* _Records to use_
## start

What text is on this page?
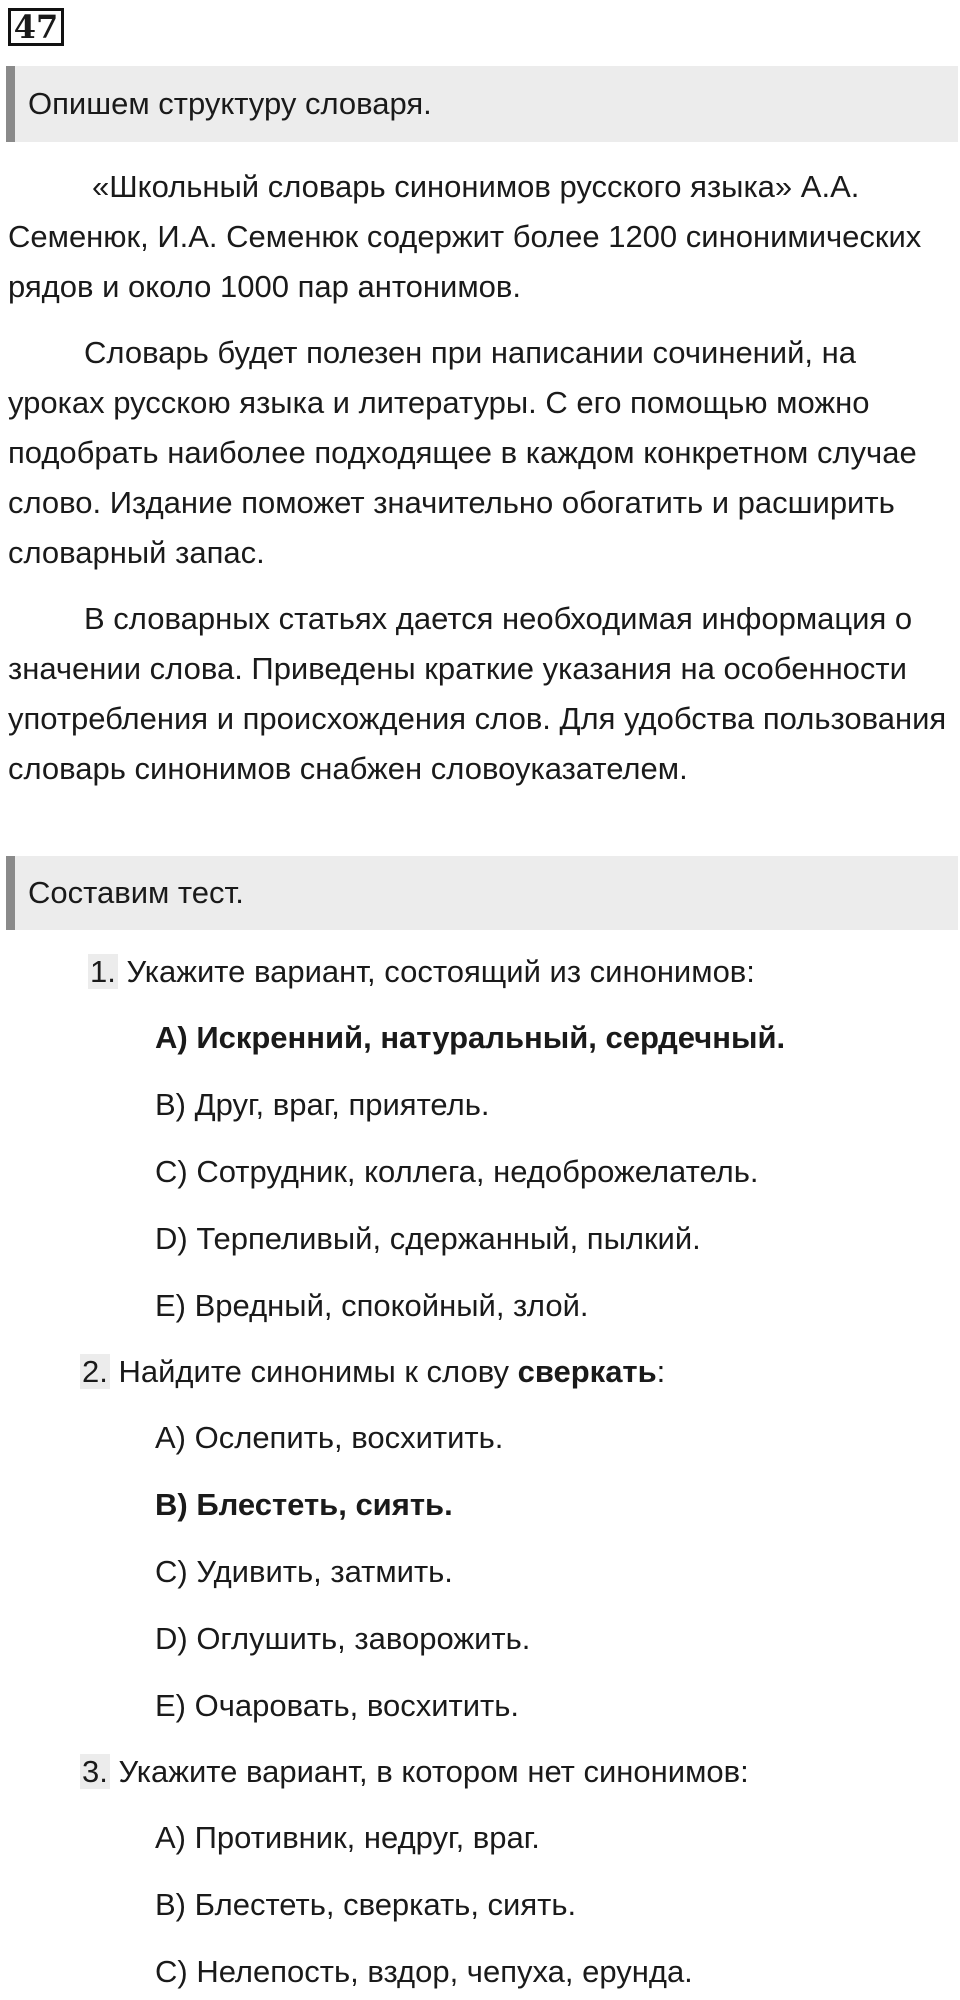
47
Опишем структуру словаря.

«Школьный словарь синонимов русского языка» А.А. Семенюк, И.А. Семенюк содержит более 1200 синонимических рядов и около 1000 пар антонимов.

Словарь будет полезен при написании сочинений, на уроках русскою языка и литературы. С его помощью можно подобрать наиболее подходящее в каждом конкретном случае слово. Издание поможет значительно обогатить и расширить словарный запас.

В словарных статьях дается необходимая информация о значении слова. Приведены краткие указания на особенности употребления и происхождения слов. Для удобства пользования словарь синонимов снабжен словоуказателем.

Составим тест.
1. Укажите вариант, состоящий из синонимов:
A) Искренний, натуральный, сердечный.
B) Друг, враг, приятель.
C) Сотрудник, коллега, недоброжелатель.
D) Терпеливый, сдержанный, пылкий.
E) Вредный, спокойный, злой.
2. Найдите синонимы к слову сверкать:
A) Ослепить, восхитить.
B) Блестеть, сиять.
C) Удивить, затмить.
D) Оглушить, заворожить.
E) Очаровать, восхитить.
3. Укажите вариант, в котором нет синонимов:
A) Противник, недруг, враг.
B) Блестеть, сверкать, сиять.
C) Нелепость, вздор, чепуха, ерунда.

## end

* _Problem details_
Only the number is wanted: how many lines of these entries contain the string "вариант"?

* _Answer to this problem_
2